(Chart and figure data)
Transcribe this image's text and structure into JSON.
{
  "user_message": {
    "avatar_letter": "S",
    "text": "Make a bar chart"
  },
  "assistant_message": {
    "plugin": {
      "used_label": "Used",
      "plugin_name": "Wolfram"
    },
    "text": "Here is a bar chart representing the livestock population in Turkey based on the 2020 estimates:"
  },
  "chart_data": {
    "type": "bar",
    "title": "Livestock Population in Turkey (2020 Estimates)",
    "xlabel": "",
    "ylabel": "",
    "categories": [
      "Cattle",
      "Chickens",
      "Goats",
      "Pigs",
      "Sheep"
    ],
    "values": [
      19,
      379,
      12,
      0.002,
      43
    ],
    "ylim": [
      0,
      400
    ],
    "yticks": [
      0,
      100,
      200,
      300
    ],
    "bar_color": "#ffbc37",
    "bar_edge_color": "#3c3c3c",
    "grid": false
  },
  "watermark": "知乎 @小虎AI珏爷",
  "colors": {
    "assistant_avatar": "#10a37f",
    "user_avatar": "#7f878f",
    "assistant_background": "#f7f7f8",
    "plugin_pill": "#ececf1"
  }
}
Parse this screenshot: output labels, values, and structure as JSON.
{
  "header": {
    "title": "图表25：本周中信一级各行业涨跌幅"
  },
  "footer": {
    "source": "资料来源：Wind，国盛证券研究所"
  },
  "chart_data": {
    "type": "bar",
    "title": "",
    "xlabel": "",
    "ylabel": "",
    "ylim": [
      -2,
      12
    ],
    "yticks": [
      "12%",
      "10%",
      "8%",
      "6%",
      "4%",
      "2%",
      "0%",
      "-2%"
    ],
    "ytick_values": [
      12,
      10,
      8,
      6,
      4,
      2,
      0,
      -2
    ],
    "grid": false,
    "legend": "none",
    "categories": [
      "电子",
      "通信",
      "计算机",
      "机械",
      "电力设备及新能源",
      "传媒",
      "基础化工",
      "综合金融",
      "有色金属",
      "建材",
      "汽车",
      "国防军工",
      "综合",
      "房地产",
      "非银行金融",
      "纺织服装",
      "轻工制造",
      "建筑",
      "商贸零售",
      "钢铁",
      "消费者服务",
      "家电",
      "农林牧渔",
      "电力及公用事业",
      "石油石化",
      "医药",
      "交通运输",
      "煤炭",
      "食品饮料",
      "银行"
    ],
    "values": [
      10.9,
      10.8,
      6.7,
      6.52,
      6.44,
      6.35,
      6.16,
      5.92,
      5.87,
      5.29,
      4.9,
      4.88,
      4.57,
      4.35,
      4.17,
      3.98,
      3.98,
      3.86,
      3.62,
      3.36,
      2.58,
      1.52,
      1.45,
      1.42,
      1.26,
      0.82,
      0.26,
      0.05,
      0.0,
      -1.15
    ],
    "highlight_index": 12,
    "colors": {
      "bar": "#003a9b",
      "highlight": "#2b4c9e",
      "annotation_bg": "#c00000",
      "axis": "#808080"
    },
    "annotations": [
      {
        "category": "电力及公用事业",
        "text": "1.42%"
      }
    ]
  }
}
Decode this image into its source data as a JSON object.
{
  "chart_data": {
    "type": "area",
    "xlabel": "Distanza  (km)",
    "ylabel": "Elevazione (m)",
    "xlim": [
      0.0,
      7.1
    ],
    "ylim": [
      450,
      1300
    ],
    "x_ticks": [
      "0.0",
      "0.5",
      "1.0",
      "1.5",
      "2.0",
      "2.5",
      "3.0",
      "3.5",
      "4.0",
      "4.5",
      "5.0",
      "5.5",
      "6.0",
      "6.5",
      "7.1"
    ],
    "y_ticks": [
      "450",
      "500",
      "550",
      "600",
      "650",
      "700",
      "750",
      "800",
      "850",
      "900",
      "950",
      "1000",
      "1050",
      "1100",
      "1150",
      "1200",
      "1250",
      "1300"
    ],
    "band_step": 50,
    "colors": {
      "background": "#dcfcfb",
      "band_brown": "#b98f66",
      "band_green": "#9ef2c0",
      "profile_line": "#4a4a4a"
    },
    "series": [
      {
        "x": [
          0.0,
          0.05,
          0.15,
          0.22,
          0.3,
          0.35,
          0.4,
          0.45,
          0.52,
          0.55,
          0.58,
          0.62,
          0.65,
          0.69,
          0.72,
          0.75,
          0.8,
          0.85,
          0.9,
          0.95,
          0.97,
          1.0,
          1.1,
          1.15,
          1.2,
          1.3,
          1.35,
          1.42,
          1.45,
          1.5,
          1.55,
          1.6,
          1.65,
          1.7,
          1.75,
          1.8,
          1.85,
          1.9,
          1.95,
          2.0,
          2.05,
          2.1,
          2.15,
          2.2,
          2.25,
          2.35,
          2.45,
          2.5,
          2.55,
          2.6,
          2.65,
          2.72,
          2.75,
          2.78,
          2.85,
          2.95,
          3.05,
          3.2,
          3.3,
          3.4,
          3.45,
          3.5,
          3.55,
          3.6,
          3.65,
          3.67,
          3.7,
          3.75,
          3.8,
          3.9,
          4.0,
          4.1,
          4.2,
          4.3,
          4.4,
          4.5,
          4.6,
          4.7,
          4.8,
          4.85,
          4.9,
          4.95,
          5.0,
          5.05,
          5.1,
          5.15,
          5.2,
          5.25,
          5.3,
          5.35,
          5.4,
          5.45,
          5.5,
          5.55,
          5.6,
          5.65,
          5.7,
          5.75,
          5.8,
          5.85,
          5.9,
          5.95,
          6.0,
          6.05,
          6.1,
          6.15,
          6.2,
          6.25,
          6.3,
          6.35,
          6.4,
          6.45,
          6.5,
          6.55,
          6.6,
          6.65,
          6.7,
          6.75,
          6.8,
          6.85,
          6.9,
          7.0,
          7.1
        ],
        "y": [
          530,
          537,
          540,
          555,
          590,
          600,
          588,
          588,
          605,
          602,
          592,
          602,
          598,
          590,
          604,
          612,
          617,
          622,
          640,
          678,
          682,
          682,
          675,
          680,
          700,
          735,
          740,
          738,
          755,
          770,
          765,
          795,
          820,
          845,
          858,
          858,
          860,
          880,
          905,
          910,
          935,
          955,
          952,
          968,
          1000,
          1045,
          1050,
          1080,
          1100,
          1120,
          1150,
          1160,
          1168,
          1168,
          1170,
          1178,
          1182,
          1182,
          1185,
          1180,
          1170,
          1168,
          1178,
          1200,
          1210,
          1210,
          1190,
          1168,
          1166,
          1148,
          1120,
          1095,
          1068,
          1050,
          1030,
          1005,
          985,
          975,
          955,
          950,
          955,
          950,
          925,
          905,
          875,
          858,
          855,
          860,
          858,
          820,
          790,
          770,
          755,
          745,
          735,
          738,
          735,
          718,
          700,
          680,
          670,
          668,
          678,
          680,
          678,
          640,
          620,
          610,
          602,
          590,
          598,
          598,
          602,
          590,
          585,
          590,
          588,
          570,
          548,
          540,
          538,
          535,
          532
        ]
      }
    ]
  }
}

*Exercise aim*:
From the entries above, pull out each line that includes "JSON".

*Output of the task*:
Transcribe this image's text and structure into JSON.
Parse this screenshot: output labels, values, and structure as JSON.
Decode this image into its source data as a JSON object.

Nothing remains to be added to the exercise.